Trash Collection 2.0

Feb. 18, 2011
Reducing water pollution and improving quality of life with catch basin inserts

About the author: Elizabeth Lisican is associate editor of Storm Water Solutions. Lisican can be reached at [email protected] or at 847.391.1012.

Robert Weltner, president of volunteer nonprofit organization Operation SPLASH (Stop Polluting Littering and Save Harbors), has pleasant memories of his childhood growing up in Freeport, N.Y. Freeport is located on the south shore of Long Island in the southwestern part of Nassau County, within the town of Hempstead.

“My whole life was around the water,” he said. “Fishing, crabbing, clamming—it was beautiful, it was paradise. Over the years, I became a certified diver and a commercial diver and a rescue diver, and I spent a considerable amount of time underwater.”

As time went on, Weltner, who also serves as the village of Freeport’s commissioner for the environment, began to notice significant changes to the underwater environment of the region’s surrounding bays.

“That involved storm water runoff, sewage treatment plant discharges, copper-bottom paint on boats—things like that,” he said.

Disturbed and baffled by the water’s pollution, Weltner began conducting independent testing of the bay bottom. In 1999, he founded a group called Bring Back the Bay.

# Task set:
a. Give everything from "Disturbed and baffled" down to "Back the Bay." in the trash collection article, replacing "independent testing" with "regular testing".
b. Shorten the paragraph of the trash collection article that begins "Robert Weltner, president of volunteer nonprofit organization" while keeping its main facts.
c. According to the trash collection article, in what year did Weltner found Bring Back the Bay?

[Spatial annotation entries]
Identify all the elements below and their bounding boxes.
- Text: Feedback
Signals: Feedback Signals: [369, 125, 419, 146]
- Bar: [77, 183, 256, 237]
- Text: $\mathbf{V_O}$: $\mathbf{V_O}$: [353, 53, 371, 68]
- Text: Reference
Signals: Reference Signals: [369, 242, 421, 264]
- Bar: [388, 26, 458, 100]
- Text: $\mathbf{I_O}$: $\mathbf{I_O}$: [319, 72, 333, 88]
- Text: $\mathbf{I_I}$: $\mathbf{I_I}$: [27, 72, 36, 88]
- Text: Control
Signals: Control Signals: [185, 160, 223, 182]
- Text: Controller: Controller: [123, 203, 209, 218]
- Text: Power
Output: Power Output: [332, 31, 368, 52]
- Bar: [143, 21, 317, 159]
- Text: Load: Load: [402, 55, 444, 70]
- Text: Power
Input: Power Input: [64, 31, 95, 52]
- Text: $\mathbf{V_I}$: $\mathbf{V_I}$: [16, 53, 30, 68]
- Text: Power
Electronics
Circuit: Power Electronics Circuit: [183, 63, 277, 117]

# Solved tasks:
a.
Disturbed and baffled by the water’s pollution, Weltner began conducting regular testing of the bay bottom. In 1999, he founded a group called Bring Back the Bay.

b. Robert Weltner, president of the volunteer nonprofit Operation SPLASH (Stop Polluting Littering and Save Harbors), fondly remembers growing up in Freeport, N.Y., a village on Long Island's south shore in southwestern Nassau County, within the town of Hempstead.

c. 1999